To do: From the listing below, count the lines where the string "보수교육" occurs. Give the number, with no other words.
^^^^^^^^
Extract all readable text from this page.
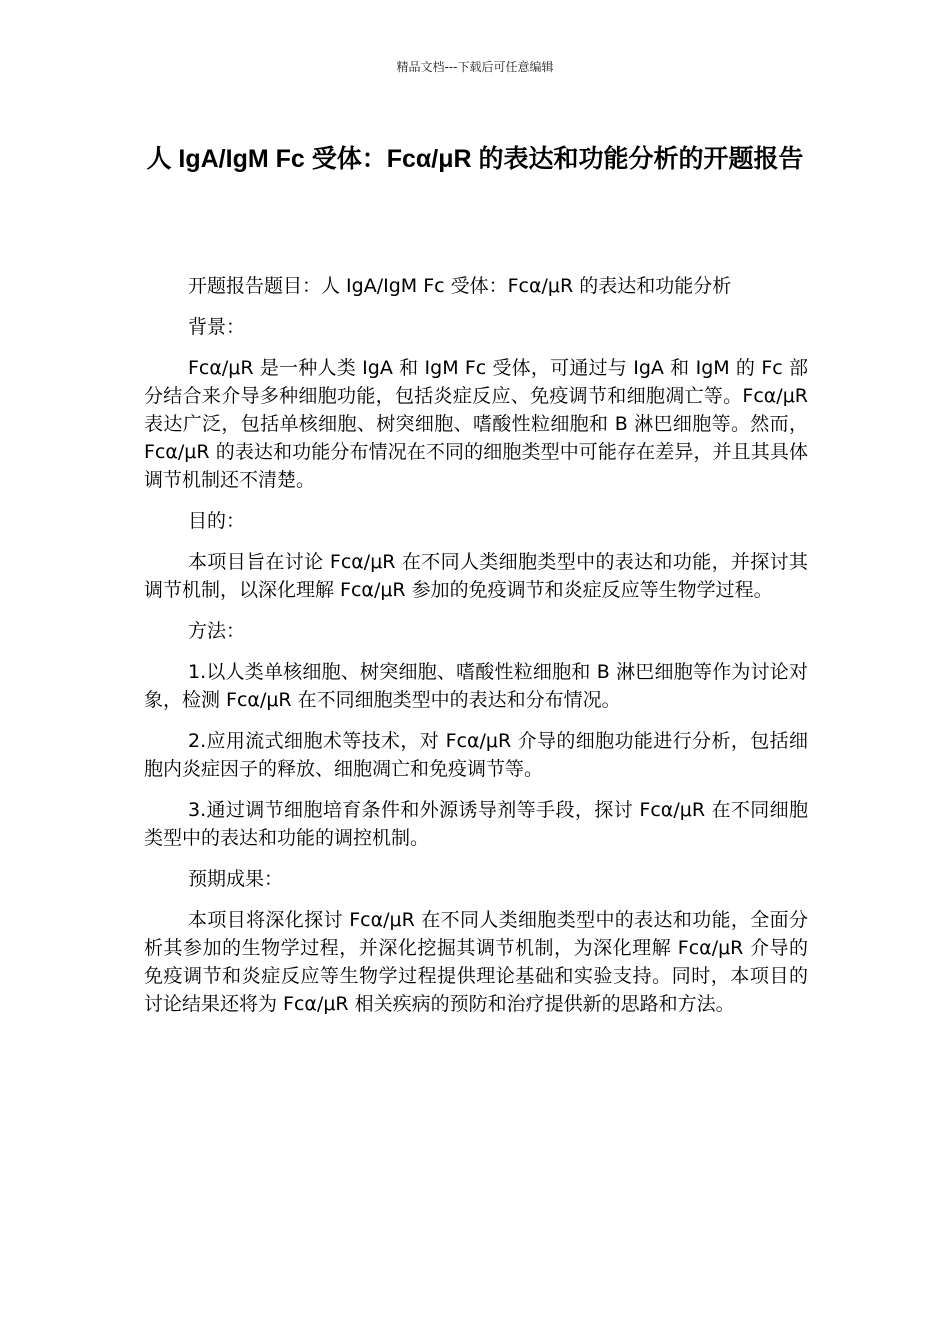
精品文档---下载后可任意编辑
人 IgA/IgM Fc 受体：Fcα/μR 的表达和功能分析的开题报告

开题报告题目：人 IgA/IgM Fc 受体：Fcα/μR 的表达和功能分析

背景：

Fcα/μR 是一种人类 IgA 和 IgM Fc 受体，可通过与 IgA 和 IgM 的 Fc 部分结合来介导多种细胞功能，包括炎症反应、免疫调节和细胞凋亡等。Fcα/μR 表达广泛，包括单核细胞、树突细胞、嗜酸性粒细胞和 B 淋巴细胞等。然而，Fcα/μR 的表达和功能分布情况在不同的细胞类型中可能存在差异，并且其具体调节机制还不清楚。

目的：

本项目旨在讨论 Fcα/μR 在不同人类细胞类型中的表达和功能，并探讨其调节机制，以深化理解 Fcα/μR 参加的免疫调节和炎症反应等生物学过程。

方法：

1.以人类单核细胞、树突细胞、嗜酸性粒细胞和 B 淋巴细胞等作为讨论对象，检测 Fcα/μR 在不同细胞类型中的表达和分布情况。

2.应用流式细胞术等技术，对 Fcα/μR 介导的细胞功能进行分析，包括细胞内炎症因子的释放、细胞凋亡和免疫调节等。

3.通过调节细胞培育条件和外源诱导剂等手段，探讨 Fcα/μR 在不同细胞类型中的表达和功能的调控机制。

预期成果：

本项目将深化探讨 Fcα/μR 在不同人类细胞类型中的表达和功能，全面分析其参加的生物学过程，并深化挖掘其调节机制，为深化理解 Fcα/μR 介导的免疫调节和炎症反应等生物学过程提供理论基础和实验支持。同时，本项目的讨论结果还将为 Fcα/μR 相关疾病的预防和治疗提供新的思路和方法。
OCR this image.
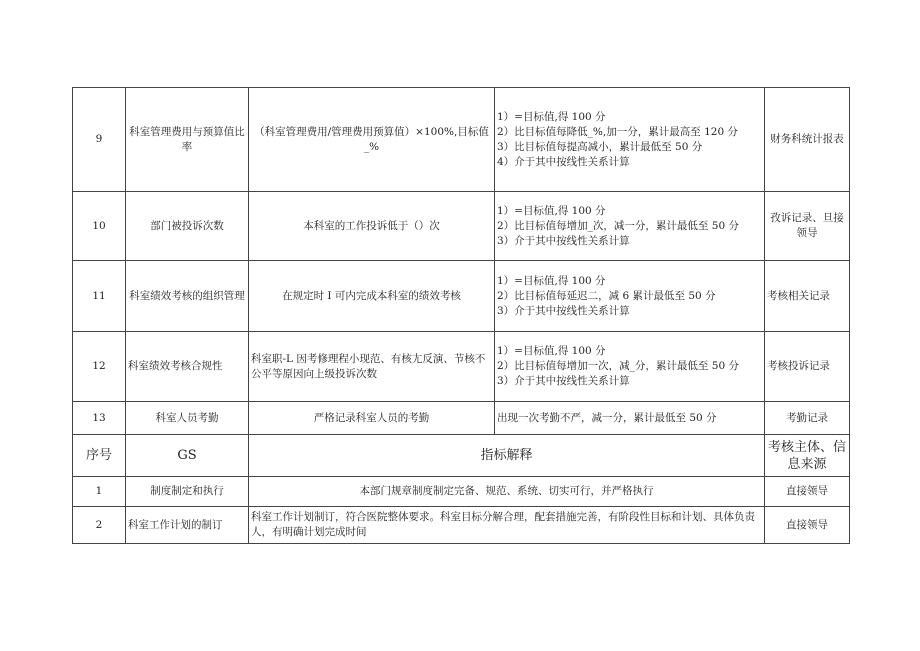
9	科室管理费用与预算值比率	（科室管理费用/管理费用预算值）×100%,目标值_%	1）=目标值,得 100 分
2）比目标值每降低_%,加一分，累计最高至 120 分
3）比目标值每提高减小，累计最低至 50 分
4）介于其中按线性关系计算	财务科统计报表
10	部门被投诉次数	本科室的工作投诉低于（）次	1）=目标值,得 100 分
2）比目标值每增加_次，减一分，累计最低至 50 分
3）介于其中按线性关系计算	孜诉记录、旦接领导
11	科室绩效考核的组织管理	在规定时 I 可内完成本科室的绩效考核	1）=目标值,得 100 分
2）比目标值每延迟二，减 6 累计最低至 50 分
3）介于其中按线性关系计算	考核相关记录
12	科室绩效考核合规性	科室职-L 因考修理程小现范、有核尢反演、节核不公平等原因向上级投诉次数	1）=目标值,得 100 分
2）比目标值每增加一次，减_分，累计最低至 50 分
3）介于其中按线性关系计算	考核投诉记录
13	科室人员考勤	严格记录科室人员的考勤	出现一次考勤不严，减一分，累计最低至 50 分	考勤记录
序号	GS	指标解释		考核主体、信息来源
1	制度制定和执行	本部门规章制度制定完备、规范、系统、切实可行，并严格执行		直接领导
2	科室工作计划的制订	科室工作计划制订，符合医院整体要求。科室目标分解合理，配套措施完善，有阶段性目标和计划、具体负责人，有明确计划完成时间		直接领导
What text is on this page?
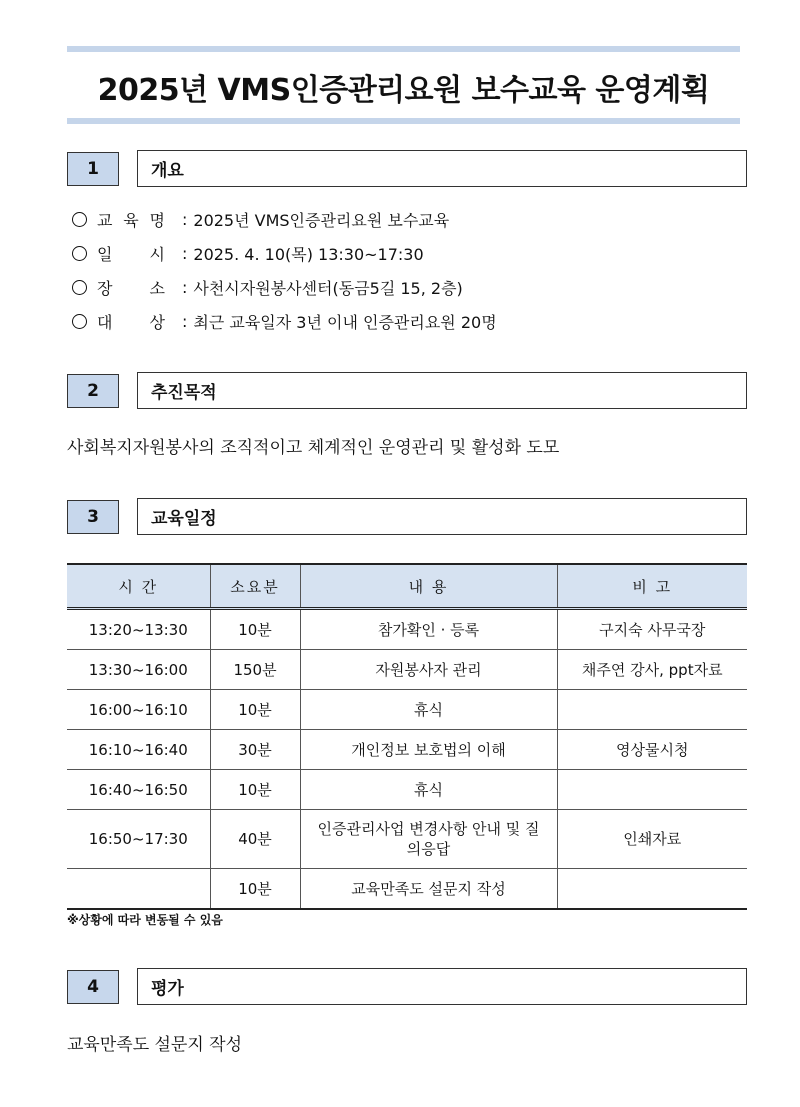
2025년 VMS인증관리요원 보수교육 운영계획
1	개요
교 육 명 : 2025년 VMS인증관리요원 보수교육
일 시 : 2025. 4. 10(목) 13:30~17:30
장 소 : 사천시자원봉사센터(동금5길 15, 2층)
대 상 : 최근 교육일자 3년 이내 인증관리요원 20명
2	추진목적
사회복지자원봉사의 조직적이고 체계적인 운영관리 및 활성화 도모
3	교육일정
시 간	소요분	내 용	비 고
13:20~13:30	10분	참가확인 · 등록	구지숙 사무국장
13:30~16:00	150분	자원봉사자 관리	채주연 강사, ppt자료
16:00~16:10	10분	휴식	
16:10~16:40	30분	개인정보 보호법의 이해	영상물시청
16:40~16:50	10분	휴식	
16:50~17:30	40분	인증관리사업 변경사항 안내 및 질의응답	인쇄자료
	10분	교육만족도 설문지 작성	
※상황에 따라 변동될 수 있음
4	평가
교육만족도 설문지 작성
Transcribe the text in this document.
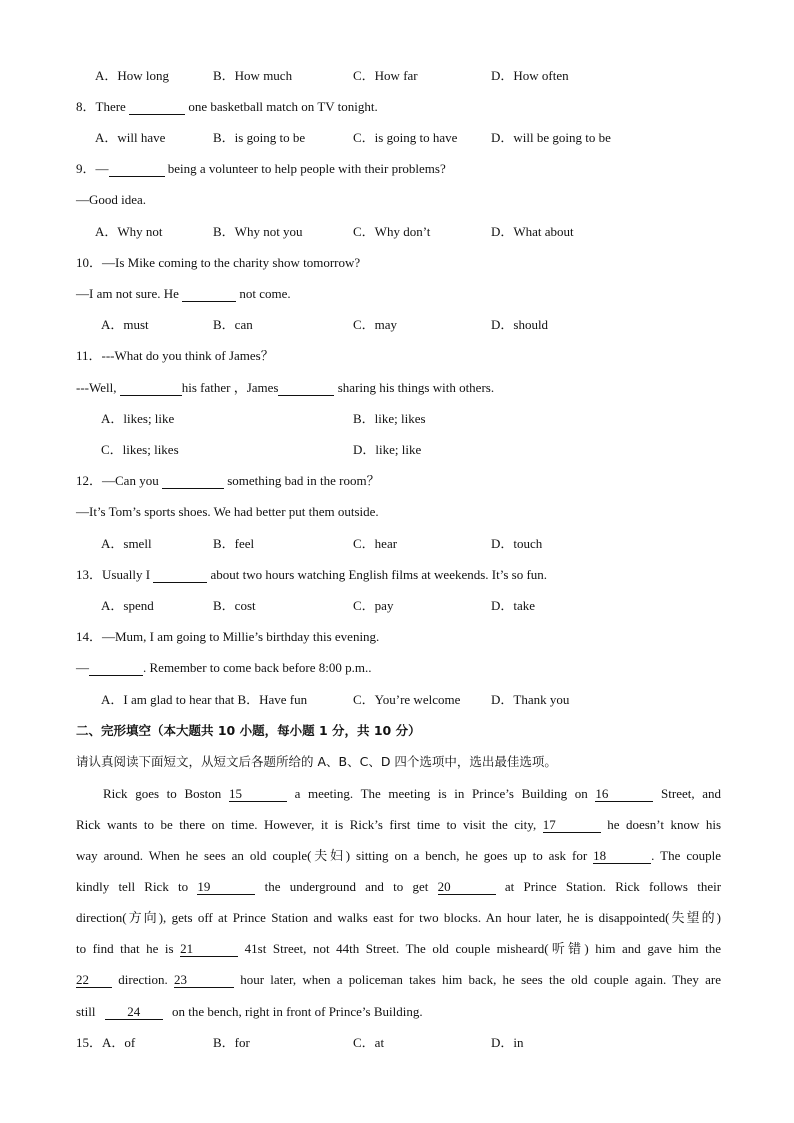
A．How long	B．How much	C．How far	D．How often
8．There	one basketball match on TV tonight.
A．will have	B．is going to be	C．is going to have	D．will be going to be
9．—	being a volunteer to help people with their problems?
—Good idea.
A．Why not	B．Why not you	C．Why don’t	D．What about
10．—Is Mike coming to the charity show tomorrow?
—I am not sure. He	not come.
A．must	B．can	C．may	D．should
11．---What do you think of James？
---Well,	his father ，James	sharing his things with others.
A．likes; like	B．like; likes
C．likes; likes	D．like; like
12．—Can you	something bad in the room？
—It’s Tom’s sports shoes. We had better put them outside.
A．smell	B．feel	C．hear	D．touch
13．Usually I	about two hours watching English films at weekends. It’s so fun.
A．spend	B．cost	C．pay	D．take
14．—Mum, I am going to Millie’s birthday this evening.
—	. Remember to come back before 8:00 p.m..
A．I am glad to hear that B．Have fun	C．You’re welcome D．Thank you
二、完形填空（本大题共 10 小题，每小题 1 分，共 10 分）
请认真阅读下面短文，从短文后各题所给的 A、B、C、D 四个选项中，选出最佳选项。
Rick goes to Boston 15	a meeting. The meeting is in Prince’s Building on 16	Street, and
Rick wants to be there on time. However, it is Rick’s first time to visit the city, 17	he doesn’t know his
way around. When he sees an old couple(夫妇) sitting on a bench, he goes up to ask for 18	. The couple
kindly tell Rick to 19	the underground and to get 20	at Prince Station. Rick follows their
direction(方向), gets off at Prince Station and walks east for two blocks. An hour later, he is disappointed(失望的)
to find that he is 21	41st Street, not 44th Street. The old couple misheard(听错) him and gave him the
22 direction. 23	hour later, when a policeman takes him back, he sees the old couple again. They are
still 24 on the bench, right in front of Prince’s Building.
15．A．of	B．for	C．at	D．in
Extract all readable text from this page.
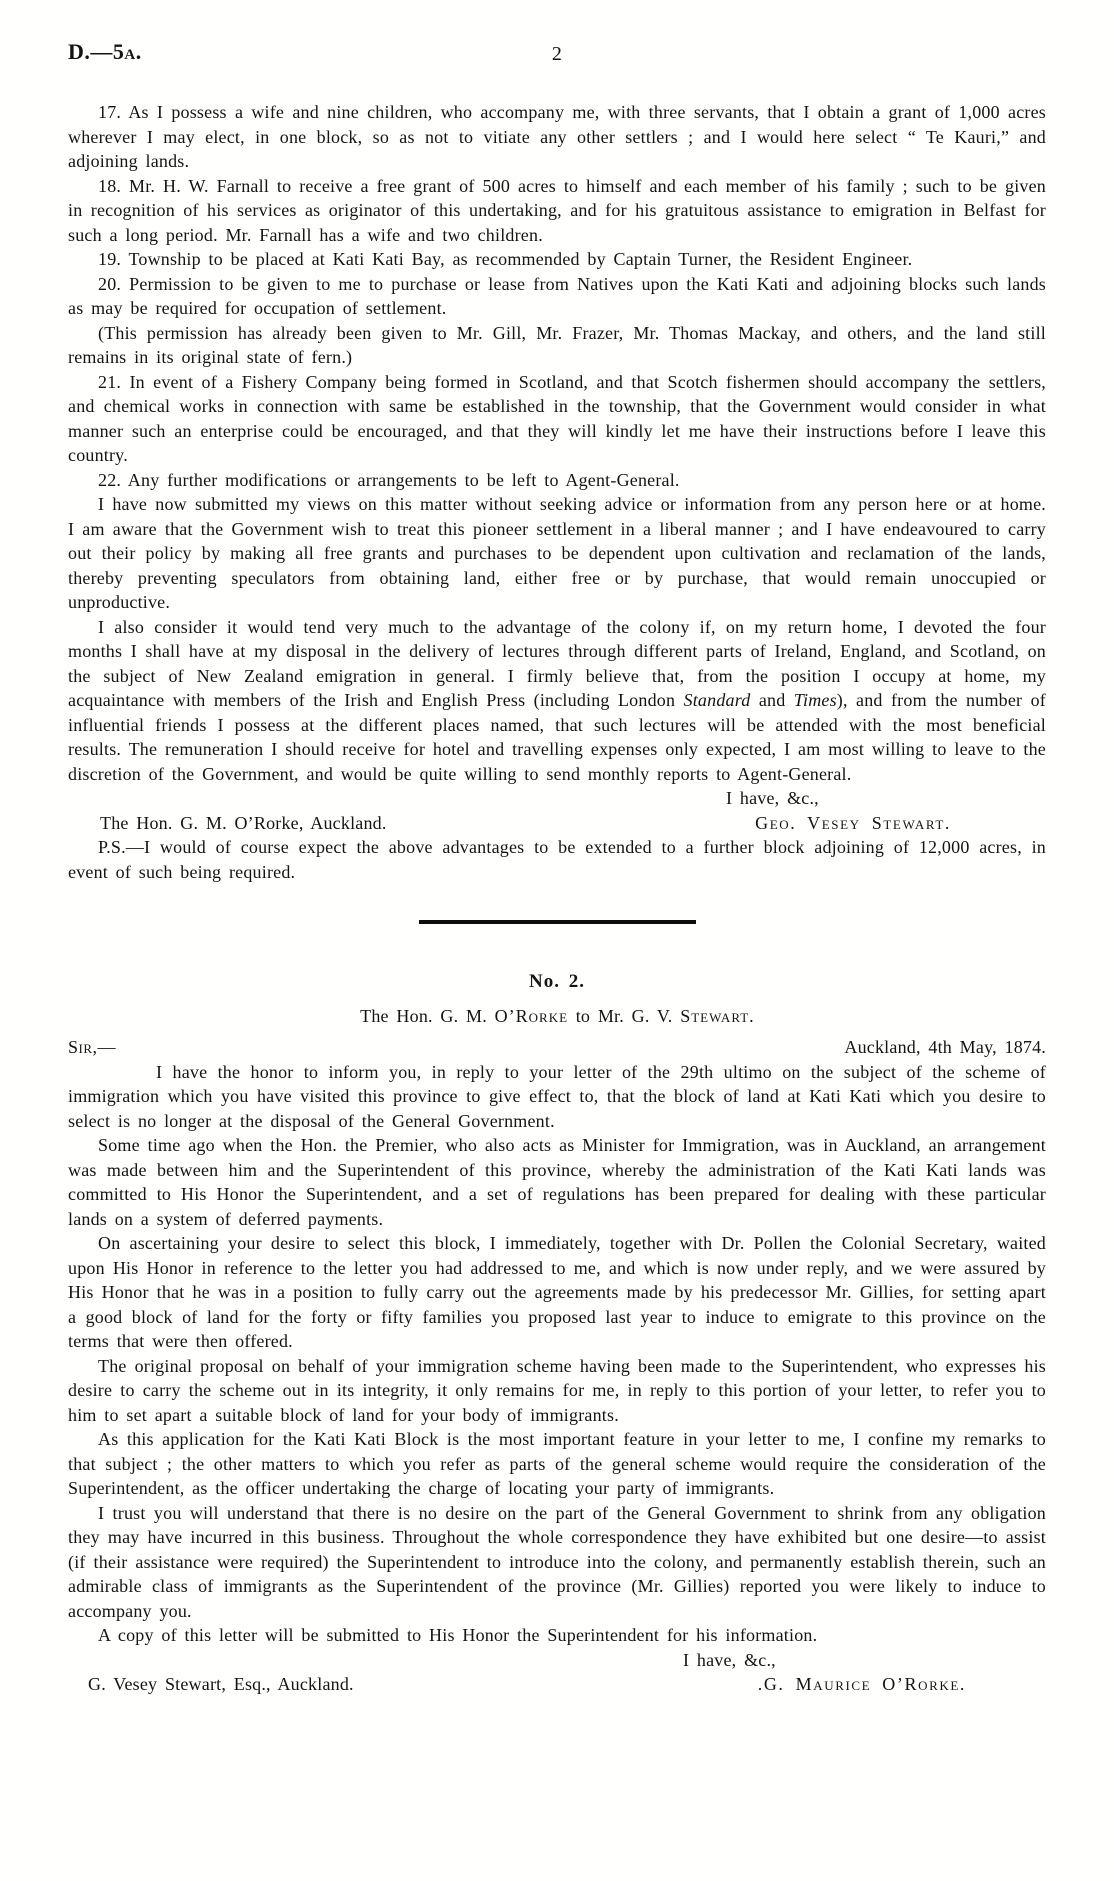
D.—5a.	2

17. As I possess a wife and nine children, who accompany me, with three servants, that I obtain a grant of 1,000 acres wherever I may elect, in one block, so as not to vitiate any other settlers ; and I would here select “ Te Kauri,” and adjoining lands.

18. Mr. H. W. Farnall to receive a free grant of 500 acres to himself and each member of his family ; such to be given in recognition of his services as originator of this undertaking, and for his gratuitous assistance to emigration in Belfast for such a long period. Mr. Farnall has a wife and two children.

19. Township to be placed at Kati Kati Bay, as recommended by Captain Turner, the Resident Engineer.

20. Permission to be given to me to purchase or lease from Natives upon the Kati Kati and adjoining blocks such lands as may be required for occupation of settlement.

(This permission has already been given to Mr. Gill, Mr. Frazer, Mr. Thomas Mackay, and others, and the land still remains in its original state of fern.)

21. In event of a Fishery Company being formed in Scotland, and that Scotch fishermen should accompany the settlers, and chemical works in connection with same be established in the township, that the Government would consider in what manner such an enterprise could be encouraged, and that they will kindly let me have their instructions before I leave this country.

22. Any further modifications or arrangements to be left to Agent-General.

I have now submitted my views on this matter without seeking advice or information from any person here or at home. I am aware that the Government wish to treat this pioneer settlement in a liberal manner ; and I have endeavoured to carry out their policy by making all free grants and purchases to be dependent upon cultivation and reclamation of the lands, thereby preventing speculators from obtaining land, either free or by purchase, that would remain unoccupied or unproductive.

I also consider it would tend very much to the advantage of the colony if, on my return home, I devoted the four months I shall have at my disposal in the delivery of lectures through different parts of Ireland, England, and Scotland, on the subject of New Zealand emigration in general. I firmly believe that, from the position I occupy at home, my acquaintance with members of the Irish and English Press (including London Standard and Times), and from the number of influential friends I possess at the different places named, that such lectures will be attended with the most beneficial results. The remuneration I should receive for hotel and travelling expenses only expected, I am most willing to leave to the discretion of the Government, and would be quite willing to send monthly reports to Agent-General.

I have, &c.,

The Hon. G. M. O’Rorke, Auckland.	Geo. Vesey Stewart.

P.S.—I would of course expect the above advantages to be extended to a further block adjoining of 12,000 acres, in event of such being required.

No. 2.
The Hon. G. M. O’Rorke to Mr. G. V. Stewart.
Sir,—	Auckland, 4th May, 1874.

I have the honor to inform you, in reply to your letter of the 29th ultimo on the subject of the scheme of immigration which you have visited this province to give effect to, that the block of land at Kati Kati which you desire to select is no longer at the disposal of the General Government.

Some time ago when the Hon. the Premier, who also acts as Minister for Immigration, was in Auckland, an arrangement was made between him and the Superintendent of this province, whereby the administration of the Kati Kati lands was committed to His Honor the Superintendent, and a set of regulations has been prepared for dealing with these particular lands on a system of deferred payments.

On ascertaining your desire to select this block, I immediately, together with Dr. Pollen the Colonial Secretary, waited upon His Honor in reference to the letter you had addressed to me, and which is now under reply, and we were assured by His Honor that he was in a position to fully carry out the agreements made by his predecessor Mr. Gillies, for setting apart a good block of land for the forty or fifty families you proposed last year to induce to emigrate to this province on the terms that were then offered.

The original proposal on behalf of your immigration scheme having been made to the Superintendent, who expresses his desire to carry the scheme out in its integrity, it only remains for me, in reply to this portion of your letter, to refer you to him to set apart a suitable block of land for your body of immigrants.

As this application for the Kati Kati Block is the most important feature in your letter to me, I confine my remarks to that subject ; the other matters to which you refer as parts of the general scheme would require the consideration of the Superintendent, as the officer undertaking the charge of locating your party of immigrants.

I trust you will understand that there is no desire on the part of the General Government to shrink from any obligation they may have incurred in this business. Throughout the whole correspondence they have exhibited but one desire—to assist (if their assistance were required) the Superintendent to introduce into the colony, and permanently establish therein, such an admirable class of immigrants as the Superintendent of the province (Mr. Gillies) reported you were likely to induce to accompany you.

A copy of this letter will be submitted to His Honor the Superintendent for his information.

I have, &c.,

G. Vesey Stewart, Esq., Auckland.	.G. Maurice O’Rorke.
^^^^^^^^
Result below: 2